To do –
Pull out each line in the entries below that contains the string "close".

-- START --

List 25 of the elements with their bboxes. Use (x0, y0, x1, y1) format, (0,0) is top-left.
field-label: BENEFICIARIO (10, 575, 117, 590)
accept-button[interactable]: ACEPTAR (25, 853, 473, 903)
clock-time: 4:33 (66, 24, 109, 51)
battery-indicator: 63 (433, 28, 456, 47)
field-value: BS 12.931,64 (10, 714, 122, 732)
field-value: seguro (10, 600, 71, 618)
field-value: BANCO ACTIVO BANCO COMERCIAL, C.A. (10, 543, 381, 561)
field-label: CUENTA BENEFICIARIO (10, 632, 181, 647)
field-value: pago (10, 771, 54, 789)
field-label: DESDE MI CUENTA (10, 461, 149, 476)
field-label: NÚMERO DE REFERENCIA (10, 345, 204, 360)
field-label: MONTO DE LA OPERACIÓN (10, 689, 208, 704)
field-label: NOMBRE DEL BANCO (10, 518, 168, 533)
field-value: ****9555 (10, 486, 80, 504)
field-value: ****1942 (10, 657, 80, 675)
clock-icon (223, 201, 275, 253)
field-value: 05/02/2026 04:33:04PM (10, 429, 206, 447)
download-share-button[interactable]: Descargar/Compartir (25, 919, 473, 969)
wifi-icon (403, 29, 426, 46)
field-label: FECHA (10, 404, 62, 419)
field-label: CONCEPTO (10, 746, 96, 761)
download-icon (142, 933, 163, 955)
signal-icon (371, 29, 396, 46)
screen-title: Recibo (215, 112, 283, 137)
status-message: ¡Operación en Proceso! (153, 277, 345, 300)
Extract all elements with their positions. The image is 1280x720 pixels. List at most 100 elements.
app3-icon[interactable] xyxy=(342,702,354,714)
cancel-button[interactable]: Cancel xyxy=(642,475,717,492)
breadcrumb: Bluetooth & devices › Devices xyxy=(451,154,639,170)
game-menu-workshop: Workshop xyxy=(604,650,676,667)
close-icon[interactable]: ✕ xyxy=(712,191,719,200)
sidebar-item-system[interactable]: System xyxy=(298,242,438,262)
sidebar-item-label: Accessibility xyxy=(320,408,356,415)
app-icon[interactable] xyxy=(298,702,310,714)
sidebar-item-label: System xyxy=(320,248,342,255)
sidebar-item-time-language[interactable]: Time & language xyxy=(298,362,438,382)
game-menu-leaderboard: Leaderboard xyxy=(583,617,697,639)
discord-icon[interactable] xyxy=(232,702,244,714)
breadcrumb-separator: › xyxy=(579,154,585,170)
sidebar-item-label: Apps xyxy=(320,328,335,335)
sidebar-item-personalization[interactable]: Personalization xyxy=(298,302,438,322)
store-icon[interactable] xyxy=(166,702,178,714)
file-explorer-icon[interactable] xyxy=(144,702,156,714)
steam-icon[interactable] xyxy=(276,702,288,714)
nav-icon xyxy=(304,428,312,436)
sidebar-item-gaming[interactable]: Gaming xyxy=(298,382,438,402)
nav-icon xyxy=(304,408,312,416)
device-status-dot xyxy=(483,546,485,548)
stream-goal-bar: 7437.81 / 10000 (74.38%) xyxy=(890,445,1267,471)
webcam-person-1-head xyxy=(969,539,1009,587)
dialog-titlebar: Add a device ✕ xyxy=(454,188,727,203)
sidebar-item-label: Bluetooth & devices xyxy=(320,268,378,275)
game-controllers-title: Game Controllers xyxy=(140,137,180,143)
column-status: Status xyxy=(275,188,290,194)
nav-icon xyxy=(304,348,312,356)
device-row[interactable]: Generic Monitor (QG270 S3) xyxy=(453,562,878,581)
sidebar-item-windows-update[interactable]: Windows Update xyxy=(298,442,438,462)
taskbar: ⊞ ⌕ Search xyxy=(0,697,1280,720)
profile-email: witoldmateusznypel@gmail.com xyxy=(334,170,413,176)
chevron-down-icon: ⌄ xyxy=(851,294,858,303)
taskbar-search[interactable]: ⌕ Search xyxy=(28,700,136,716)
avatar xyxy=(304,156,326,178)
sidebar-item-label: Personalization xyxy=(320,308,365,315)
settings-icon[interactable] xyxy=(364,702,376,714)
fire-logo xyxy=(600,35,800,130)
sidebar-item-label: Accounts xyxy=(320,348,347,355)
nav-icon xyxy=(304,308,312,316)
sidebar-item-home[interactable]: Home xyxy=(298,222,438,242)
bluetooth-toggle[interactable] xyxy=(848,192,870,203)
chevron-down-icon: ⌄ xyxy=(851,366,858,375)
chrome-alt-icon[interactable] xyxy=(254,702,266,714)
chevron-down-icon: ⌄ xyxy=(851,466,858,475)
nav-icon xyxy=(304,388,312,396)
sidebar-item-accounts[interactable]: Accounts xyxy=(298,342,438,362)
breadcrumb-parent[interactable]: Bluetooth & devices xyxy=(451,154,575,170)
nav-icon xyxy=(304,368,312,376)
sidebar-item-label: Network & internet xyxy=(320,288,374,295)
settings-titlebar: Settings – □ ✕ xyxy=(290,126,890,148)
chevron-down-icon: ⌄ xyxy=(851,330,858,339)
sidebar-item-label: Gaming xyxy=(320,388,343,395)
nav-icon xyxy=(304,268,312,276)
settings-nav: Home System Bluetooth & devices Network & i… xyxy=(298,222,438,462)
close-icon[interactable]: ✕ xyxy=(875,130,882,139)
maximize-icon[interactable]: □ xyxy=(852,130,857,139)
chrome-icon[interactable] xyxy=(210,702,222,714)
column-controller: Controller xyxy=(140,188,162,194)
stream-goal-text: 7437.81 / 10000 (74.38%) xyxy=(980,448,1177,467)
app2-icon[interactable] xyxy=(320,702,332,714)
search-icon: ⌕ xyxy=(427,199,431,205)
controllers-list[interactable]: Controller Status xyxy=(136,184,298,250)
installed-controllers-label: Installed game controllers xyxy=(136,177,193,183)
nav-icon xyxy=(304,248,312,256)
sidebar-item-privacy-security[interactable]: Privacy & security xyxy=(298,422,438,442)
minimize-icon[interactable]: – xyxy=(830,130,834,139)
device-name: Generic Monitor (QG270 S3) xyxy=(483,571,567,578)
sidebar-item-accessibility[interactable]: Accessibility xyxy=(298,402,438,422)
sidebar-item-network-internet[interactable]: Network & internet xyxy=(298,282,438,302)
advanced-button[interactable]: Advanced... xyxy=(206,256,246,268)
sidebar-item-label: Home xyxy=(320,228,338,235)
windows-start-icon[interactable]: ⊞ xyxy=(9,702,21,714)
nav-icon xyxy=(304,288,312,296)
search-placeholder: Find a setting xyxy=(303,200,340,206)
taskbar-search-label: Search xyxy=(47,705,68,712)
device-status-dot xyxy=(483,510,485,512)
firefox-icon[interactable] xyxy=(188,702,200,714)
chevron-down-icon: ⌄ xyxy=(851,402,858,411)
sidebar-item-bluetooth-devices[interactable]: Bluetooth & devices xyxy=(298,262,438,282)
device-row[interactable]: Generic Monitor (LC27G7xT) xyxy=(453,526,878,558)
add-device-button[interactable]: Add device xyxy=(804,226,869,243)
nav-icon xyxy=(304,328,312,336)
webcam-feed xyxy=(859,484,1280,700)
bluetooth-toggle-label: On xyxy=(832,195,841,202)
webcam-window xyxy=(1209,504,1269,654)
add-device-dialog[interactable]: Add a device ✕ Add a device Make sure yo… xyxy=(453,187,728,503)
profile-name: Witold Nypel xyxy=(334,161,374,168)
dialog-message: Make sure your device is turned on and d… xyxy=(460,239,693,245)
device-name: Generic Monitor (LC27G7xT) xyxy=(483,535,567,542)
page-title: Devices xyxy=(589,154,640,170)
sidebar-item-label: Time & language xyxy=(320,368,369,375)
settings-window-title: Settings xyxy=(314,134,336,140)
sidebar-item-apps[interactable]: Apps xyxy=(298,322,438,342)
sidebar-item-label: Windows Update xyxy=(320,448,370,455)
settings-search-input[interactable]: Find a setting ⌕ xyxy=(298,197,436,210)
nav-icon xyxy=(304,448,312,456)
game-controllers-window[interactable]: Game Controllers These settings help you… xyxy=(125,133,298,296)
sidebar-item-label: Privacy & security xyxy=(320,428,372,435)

-- END --

Worked answer –
close-icon[interactable]: ✕ xyxy=(712,191,719,200)
close-icon[interactable]: ✕ xyxy=(875,130,882,139)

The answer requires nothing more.